_What needs to be done_. Extend the commentary below on the burning of Sungnyemun, picking up directly after its final sentence.

_Document segment_.
This time it’s the burning of Sungnyemun and Naksansa versus the Sampoong Department Store collapse, the Seongsu Bridge collapse, and the Daegu subway fire:
Korea is still in shock after seeing live pictures of Sungnyemun, widely known as Namdaemun, burning to the ground.
We have had our fair share of tragedy: the collapse of the Sampoong Department Store and Seongsu Bridge, plus the arson attack on the Daegu subway.
However, cameras didn’t catch the moment of the accident. The fire at Naksansa Temple in 2005 still sticks in our memory, because we saw it on TV.
People could do nothing but watch the pitiful footage as the ancient temple burned and the bronze bell melted in the flames.
Viewers who saw those painful images will never forget them. The sounds of people shrieking as they looked on has been burned into the hearts of the people of Korea.

_Recorded information_.
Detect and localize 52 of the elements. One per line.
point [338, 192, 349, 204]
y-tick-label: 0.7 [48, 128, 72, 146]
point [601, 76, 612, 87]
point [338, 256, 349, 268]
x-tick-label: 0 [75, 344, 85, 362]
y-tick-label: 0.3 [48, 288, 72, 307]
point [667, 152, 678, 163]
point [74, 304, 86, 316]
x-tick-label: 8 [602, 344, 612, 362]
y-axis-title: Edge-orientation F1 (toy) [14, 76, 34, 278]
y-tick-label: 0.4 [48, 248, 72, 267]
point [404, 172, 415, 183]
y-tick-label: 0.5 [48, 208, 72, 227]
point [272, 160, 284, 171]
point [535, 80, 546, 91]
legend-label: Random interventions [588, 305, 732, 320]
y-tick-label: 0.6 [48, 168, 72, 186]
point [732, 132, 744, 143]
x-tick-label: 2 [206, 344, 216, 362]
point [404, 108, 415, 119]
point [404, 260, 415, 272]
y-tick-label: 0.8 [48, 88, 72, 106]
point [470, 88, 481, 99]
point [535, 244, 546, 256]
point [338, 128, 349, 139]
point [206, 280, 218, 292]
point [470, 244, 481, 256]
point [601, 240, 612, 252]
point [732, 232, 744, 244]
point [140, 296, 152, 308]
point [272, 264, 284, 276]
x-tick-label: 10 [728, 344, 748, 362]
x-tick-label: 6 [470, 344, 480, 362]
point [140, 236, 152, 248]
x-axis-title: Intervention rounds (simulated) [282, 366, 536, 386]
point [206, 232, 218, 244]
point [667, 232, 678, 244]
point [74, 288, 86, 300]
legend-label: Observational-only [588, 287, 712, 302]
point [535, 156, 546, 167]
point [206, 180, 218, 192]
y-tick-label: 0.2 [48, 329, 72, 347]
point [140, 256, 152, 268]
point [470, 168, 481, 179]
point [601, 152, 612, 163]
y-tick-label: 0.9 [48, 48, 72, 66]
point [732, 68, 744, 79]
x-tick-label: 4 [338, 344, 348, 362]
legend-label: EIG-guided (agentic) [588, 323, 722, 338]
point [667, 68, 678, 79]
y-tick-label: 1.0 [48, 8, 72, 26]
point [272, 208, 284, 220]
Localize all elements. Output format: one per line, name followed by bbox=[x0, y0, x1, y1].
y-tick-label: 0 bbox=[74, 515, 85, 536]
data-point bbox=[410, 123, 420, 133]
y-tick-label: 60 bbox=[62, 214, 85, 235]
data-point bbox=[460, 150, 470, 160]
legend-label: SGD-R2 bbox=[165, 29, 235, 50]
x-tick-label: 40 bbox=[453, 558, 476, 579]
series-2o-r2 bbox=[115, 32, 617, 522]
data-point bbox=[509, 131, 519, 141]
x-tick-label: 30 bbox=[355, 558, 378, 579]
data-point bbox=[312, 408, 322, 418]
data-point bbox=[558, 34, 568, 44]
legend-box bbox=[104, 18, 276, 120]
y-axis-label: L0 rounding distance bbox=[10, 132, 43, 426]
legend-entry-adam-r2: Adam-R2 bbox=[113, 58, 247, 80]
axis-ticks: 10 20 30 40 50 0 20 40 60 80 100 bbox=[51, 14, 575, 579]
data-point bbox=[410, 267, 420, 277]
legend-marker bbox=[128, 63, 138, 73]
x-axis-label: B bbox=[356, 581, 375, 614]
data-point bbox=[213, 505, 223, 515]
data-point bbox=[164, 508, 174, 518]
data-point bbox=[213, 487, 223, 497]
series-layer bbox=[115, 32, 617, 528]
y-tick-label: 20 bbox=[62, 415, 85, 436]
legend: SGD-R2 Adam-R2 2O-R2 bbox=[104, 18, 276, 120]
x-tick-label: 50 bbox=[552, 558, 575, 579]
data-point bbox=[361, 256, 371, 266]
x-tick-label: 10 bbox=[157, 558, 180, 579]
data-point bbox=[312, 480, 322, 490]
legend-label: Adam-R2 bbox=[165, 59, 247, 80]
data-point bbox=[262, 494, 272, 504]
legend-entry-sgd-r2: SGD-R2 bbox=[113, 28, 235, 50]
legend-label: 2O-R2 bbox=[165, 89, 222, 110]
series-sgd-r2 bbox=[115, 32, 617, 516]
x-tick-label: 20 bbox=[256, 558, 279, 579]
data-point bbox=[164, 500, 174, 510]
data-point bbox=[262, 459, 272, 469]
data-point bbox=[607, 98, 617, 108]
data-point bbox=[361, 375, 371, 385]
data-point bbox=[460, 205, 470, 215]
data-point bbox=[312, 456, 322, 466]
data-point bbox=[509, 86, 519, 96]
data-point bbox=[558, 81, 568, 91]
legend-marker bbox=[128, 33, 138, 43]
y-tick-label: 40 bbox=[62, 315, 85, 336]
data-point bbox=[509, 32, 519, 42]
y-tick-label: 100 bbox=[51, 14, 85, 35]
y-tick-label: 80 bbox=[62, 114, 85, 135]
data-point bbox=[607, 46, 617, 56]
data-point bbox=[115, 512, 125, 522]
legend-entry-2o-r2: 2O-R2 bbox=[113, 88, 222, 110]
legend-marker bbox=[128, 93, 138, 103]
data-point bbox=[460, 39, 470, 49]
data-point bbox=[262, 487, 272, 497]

_The response_.
I have vivid memories where I was and what I was doing when I heard about Seongsu and Sampoong just as I recall first hearing about Challenger and the WTC attacks. Among the 32 people killed in the 1994 Seongsu Bridge collapse were several school children trapped on a bus that went off the broken bridge into the Han River. When I recall the Daegu subway fire, etched into my mind is the photographic image of seated passengers covering their mouths and noses, trapped in a gray haze of smoke, desperately waiting for help that took so long to arrive.
For days in the early summer of 1995, I sat riveted in front of the TV as rescue crews worked furiously to find and dig out dying people trapped in the rubble. My heart soared when I heard news of survivors freed after more than a week, strong-willed people who stayed alive by drinking their own urine. I felt bittersweetness for the young man who was the last to be rescued after 16 days underground. Early on, he communicated with a young woman trapped nearby. Water from hoses spraying out fires trickled down into her tomb, filling it with water. She explained to the young man what was happening, asked him to tell her parents she loved them, and told him when he couldn’t hear her voice anymore, he’d know she was gone. I felt deep anger at the greedy owners who fled the building just hours before it collapsed on thousands of shoppers.
There is a memorial on the site of the former department store. Inside are photos of the deceased. I used to live in that neighborhood prior to the collapse and had shopped at the store. While in the area to visit a friend, I engaged in a little “dark tourism” and stopped into the humble memorial to pay my respects to the 500 people who lost their lives there in late June of 1995.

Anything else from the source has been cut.